>>
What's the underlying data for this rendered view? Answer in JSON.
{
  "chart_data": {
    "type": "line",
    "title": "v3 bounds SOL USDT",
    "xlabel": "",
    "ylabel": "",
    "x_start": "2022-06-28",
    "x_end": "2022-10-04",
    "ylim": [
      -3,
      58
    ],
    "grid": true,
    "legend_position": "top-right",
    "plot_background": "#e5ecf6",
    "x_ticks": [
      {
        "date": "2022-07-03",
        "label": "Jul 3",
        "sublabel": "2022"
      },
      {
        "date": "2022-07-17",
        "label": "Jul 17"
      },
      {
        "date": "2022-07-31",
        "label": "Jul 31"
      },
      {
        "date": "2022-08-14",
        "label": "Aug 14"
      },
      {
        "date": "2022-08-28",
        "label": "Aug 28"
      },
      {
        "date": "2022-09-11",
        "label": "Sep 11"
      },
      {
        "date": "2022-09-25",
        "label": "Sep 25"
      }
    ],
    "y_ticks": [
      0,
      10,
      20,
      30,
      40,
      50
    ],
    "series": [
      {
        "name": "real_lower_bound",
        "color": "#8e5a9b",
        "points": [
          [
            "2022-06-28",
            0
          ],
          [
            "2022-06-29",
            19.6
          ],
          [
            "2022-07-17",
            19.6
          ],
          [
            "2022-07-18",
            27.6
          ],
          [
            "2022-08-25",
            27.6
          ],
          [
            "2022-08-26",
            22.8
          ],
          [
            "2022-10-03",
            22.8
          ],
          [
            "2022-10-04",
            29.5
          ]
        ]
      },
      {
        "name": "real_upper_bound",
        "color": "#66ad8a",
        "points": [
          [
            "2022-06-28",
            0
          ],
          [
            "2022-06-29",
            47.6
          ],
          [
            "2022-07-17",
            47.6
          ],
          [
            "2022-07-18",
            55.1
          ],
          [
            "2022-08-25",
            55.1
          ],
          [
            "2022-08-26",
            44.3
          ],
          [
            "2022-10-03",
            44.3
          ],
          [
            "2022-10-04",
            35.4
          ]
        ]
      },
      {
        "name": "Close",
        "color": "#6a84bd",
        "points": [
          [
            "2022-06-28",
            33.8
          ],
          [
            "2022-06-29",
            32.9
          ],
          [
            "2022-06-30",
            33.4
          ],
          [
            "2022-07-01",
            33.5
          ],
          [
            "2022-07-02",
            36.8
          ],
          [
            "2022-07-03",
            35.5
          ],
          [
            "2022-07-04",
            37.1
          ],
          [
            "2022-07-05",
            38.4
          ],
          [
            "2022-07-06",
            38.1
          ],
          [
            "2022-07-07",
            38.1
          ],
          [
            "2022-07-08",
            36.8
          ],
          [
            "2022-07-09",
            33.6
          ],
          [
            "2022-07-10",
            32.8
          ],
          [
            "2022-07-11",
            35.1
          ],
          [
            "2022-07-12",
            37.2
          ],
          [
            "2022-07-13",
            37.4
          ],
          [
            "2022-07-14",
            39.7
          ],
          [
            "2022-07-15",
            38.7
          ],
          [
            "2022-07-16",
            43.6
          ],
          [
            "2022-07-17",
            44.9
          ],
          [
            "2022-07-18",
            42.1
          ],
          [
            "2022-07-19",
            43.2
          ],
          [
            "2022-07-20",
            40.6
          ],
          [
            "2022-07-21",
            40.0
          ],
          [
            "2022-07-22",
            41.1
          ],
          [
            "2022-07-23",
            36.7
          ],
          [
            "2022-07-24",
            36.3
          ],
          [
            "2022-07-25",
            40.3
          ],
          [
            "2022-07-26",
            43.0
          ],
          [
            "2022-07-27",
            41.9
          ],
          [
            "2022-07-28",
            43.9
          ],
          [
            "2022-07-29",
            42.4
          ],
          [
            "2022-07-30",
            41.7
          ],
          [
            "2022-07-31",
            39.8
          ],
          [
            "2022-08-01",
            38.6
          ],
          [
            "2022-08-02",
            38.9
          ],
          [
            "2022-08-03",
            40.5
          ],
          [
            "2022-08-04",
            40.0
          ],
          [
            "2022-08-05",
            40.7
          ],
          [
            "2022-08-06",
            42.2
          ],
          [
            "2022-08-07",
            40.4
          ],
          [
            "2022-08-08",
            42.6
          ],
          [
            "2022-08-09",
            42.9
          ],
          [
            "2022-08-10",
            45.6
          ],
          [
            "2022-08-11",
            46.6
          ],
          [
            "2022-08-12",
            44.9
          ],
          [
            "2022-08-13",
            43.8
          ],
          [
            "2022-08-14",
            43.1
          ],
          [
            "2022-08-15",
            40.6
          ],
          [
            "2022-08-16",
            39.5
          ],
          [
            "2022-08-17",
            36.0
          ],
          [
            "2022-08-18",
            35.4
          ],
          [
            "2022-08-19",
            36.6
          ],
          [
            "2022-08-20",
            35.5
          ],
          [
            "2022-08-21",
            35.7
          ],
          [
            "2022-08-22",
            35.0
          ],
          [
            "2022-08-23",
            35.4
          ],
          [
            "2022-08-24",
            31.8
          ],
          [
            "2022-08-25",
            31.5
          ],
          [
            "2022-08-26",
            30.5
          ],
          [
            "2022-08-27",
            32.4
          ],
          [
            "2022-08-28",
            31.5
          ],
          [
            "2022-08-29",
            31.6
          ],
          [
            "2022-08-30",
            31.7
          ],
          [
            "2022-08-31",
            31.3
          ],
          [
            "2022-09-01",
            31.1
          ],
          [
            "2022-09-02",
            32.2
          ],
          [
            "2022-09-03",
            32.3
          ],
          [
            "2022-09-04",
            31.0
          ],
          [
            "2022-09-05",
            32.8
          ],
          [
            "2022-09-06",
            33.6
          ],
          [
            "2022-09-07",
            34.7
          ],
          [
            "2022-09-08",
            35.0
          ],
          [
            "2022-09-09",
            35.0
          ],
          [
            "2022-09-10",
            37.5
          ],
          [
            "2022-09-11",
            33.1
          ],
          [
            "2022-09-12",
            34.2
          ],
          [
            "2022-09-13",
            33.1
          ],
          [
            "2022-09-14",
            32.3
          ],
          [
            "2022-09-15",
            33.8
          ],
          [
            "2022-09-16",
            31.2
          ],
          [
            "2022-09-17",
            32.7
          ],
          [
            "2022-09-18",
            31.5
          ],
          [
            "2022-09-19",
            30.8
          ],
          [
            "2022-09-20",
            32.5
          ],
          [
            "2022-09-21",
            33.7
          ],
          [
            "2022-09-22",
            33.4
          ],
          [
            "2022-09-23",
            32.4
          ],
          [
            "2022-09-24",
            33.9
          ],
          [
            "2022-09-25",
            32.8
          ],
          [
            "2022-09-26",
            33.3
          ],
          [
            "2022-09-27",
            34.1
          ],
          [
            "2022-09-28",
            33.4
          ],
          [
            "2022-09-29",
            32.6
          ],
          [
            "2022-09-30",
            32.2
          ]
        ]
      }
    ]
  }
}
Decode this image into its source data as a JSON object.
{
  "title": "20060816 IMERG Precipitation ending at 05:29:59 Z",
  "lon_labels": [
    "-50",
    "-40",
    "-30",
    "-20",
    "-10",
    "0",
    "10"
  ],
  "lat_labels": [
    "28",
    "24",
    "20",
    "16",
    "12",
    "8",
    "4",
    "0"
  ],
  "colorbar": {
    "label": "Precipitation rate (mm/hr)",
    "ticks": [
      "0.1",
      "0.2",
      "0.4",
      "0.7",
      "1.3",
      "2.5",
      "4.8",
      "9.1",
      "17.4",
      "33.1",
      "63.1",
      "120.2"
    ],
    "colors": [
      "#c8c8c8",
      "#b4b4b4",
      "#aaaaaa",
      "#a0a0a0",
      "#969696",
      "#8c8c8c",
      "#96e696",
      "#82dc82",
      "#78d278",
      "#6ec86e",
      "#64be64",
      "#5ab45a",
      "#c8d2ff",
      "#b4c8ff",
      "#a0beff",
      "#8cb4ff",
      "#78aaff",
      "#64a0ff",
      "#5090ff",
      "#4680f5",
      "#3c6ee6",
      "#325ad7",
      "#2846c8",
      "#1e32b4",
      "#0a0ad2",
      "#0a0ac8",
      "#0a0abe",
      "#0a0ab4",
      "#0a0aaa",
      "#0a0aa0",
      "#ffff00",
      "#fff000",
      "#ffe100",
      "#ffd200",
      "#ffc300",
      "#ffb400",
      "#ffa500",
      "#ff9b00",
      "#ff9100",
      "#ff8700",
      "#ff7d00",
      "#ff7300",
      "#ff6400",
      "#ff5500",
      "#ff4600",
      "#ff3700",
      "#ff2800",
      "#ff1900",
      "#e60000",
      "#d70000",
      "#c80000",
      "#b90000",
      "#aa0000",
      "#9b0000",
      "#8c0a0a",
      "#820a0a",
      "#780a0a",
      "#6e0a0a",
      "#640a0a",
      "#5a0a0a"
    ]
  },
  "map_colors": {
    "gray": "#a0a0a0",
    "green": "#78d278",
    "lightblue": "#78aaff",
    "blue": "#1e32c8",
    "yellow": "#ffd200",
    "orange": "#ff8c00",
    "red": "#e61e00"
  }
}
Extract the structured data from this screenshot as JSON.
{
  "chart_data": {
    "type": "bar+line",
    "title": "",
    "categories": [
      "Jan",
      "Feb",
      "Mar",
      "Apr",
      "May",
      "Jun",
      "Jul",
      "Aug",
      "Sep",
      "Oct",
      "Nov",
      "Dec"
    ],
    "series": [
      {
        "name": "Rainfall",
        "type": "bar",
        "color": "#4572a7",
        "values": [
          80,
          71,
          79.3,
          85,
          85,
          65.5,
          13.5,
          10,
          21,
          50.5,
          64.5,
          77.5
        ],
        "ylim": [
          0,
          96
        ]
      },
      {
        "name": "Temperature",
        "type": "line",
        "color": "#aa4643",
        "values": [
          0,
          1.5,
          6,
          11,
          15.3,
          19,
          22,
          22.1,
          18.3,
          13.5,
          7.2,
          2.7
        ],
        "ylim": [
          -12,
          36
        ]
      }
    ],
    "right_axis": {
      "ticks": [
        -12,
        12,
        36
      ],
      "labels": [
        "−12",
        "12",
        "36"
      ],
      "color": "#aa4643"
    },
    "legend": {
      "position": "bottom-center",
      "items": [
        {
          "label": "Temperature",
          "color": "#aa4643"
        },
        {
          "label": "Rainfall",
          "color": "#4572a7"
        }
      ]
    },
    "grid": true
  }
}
<<
DO THIS: Pick out each line above that includes "name" and show it.

COMPLETED EXERCISE:
        "name": "real_lower_bound",
        "name": "real_upper_bound",
        "name": "Close",
        "name": "Rainfall",
        "name": "Temperature",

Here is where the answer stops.